Task description: Report the count of lines where the string "photo" appears, and nothing else.
========
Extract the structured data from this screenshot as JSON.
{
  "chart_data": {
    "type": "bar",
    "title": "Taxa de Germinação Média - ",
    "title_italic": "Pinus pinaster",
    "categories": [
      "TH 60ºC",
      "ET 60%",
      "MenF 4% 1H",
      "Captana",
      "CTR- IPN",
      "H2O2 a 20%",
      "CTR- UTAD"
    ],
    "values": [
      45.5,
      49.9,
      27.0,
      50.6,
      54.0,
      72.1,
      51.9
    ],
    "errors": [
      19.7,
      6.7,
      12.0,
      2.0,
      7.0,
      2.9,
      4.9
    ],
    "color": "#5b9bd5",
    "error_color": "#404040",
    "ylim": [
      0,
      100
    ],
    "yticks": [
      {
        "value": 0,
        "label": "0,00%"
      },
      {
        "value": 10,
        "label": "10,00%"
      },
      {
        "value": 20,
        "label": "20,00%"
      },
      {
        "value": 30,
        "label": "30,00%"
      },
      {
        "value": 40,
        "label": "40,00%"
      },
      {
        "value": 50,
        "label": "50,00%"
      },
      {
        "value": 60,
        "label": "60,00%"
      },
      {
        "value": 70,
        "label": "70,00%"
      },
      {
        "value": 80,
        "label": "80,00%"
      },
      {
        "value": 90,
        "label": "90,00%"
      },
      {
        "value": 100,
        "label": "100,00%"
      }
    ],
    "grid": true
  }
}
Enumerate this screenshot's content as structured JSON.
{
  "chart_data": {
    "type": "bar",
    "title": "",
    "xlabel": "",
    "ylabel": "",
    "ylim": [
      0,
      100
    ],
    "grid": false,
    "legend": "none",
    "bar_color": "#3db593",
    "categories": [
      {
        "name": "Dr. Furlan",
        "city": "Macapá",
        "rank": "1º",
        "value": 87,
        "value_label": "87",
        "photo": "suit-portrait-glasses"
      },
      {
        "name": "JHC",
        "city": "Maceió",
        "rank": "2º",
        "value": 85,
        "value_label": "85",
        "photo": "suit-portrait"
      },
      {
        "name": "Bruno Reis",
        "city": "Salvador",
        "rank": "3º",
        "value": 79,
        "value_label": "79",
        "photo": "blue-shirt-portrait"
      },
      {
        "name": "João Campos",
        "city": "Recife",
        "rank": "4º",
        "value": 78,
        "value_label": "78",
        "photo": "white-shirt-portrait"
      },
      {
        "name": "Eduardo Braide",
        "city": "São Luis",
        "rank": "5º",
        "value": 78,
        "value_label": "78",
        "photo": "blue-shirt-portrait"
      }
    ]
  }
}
========
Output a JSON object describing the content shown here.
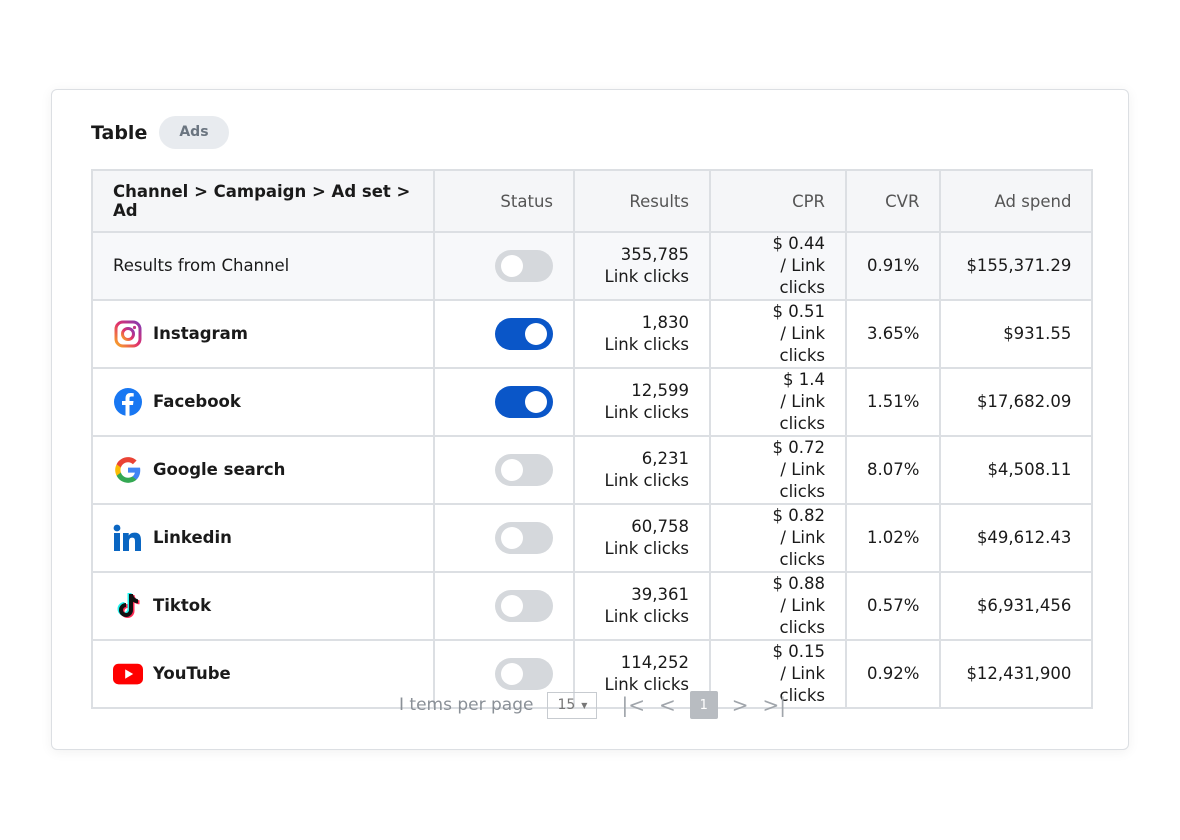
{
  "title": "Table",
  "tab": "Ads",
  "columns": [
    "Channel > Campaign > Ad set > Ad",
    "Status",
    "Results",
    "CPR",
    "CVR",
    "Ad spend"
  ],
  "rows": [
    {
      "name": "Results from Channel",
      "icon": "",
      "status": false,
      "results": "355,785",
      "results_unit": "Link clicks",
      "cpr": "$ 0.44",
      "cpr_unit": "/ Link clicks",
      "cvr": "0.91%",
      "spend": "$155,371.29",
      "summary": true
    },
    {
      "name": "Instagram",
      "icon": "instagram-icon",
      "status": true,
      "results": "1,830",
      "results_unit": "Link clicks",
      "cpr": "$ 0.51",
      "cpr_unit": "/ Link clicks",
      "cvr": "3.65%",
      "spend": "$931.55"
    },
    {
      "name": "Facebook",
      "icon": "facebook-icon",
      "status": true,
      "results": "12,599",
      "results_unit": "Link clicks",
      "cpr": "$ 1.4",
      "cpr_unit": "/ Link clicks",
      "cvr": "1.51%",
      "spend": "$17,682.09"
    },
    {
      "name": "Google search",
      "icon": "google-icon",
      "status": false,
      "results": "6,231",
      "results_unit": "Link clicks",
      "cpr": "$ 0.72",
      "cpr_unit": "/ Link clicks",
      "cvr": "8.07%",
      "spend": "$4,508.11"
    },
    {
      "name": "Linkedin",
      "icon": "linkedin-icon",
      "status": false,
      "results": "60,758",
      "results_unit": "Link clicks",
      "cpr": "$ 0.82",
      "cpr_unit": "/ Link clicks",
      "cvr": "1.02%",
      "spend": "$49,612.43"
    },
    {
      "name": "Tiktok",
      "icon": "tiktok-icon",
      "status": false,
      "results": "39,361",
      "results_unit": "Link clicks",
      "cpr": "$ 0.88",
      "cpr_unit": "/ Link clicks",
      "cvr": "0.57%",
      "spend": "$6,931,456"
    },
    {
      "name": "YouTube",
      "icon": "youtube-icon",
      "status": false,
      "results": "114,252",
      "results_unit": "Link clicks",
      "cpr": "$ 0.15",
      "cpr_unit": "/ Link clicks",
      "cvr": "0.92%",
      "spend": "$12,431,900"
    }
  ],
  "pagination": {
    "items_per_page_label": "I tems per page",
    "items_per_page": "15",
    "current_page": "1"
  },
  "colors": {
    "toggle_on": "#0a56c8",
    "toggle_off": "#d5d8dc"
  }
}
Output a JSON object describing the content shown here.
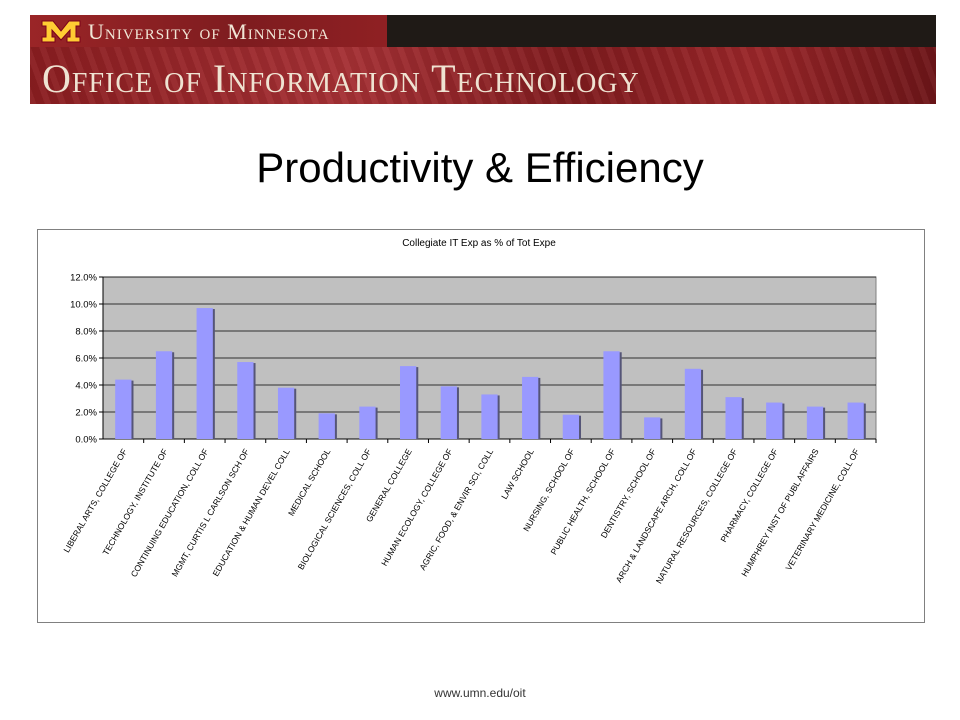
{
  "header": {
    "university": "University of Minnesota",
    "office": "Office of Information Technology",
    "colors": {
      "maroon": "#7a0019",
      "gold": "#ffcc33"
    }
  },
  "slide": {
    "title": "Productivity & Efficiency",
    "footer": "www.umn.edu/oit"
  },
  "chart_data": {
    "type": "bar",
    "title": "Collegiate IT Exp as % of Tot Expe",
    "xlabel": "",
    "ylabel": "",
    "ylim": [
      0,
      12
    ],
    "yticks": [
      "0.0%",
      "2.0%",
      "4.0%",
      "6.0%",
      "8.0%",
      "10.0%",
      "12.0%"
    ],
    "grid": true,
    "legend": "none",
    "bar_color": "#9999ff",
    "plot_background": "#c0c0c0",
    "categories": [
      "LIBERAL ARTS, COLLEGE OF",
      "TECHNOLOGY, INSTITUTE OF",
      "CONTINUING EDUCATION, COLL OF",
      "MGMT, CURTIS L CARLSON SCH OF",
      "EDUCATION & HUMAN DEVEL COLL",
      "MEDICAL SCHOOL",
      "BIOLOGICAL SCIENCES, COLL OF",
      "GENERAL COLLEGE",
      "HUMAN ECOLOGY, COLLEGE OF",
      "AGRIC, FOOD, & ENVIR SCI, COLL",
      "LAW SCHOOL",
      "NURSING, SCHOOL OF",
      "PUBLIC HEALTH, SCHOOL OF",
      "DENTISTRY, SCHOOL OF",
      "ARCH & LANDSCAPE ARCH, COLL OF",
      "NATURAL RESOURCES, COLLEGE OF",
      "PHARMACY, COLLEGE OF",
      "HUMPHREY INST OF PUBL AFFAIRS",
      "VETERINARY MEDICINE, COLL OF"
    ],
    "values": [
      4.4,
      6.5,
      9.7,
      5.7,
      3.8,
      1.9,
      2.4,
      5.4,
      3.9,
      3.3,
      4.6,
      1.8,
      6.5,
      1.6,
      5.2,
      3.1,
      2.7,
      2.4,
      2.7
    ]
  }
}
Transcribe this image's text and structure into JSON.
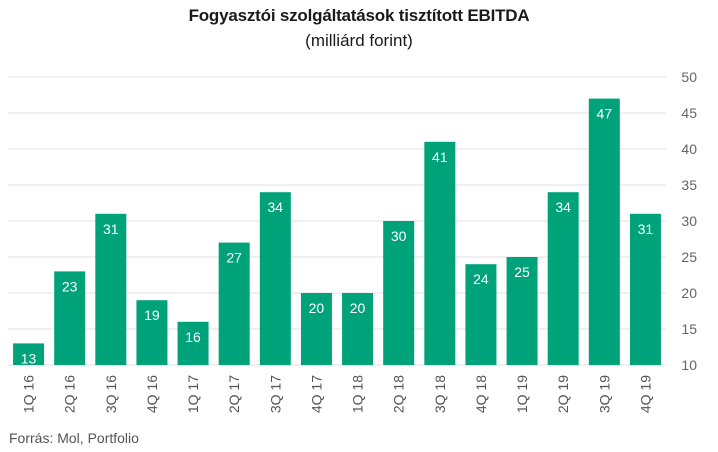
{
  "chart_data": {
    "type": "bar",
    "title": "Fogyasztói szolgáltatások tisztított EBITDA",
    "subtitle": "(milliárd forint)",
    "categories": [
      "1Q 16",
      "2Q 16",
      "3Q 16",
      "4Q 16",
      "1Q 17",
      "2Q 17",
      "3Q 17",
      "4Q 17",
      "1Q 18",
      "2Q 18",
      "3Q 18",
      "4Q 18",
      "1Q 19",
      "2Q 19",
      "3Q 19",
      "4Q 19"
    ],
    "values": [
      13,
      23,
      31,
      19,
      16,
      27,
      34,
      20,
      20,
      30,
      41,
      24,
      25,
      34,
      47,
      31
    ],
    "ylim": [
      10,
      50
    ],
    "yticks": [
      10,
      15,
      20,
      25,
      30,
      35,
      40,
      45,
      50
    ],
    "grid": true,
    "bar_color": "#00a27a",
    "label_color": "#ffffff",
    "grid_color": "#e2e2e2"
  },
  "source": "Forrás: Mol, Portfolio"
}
========
Written reply: 5